• _EXERCISE GOAL_:
Isolate every line in the records below with "only" in it.

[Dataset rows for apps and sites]
⟨
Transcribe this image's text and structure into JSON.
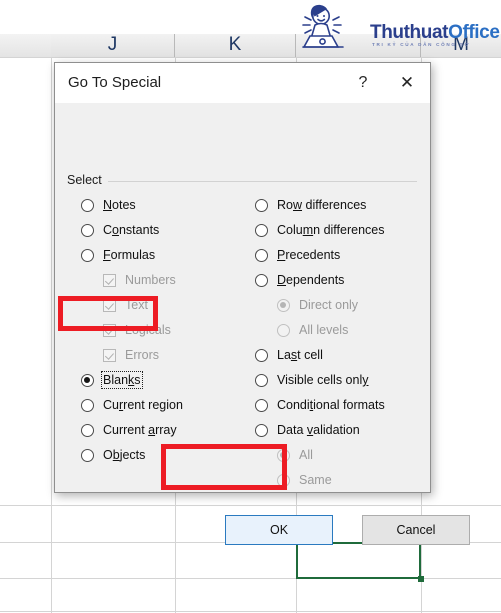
{
  "spreadsheet": {
    "column_headers": [
      "J",
      "K",
      "M"
    ],
    "selected_cell_outline_color": "#1f6b3b"
  },
  "watermark": {
    "brand_part1": "Thuthuat",
    "brand_part2": "Office",
    "tagline": "TRI KỶ CỦA DÂN CÔNG SỞ"
  },
  "dialog": {
    "title": "Go To Special",
    "help_icon": "?",
    "close_icon": "✕",
    "group_label": "Select",
    "left_options": [
      {
        "label": "Notes",
        "accel": "N",
        "type": "radio",
        "state": "unchecked",
        "indent": 0,
        "disabled": false
      },
      {
        "label": "Constants",
        "accel": "o",
        "type": "radio",
        "state": "unchecked",
        "indent": 0,
        "disabled": false
      },
      {
        "label": "Formulas",
        "accel": "F",
        "type": "radio",
        "state": "unchecked",
        "indent": 0,
        "disabled": false
      },
      {
        "label": "Numbers",
        "accel": "",
        "type": "checkbox",
        "state": "checked",
        "indent": 1,
        "disabled": true
      },
      {
        "label": "Text",
        "accel": "",
        "type": "checkbox",
        "state": "checked",
        "indent": 1,
        "disabled": true
      },
      {
        "label": "Logicals",
        "accel": "",
        "type": "checkbox",
        "state": "checked",
        "indent": 1,
        "disabled": true
      },
      {
        "label": "Errors",
        "accel": "",
        "type": "checkbox",
        "state": "checked",
        "indent": 1,
        "disabled": true
      },
      {
        "label": "Blanks",
        "accel": "k",
        "type": "radio",
        "state": "checked",
        "indent": 0,
        "disabled": false
      },
      {
        "label": "Current region",
        "accel": "r",
        "type": "radio",
        "state": "unchecked",
        "indent": 0,
        "disabled": false
      },
      {
        "label": "Current array",
        "accel": "a",
        "type": "radio",
        "state": "unchecked",
        "indent": 0,
        "disabled": false
      },
      {
        "label": "Objects",
        "accel": "b",
        "type": "radio",
        "state": "unchecked",
        "indent": 0,
        "disabled": false
      }
    ],
    "right_options": [
      {
        "label": "Row differences",
        "accel": "w",
        "type": "radio",
        "state": "unchecked",
        "indent": 0,
        "disabled": false
      },
      {
        "label": "Column differences",
        "accel": "m",
        "type": "radio",
        "state": "unchecked",
        "indent": 0,
        "disabled": false
      },
      {
        "label": "Precedents",
        "accel": "P",
        "type": "radio",
        "state": "unchecked",
        "indent": 0,
        "disabled": false
      },
      {
        "label": "Dependents",
        "accel": "D",
        "type": "radio",
        "state": "unchecked",
        "indent": 0,
        "disabled": false
      },
      {
        "label": "Direct only",
        "accel": "",
        "type": "radio",
        "state": "checked",
        "indent": 1,
        "disabled": true
      },
      {
        "label": "All levels",
        "accel": "",
        "type": "radio",
        "state": "unchecked",
        "indent": 1,
        "disabled": true
      },
      {
        "label": "Last cell",
        "accel": "s",
        "type": "radio",
        "state": "unchecked",
        "indent": 0,
        "disabled": false
      },
      {
        "label": "Visible cells only",
        "accel": "y",
        "type": "radio",
        "state": "unchecked",
        "indent": 0,
        "disabled": false
      },
      {
        "label": "Conditional formats",
        "accel": "t",
        "type": "radio",
        "state": "unchecked",
        "indent": 0,
        "disabled": false
      },
      {
        "label": "Data validation",
        "accel": "v",
        "type": "radio",
        "state": "unchecked",
        "indent": 0,
        "disabled": false
      },
      {
        "label": "All",
        "accel": "",
        "type": "radio",
        "state": "checked",
        "indent": 1,
        "disabled": true
      },
      {
        "label": "Same",
        "accel": "",
        "type": "radio",
        "state": "unchecked",
        "indent": 1,
        "disabled": true
      }
    ],
    "ok_label": "OK",
    "cancel_label": "Cancel"
  },
  "annotations": {
    "highlight_color": "#ED1C24",
    "boxes": [
      "blanks-option",
      "ok-button"
    ]
  }
}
⟩
• _ANSWER SPACE_:
        "label": "Direct only",
        "label": "Visible cells only",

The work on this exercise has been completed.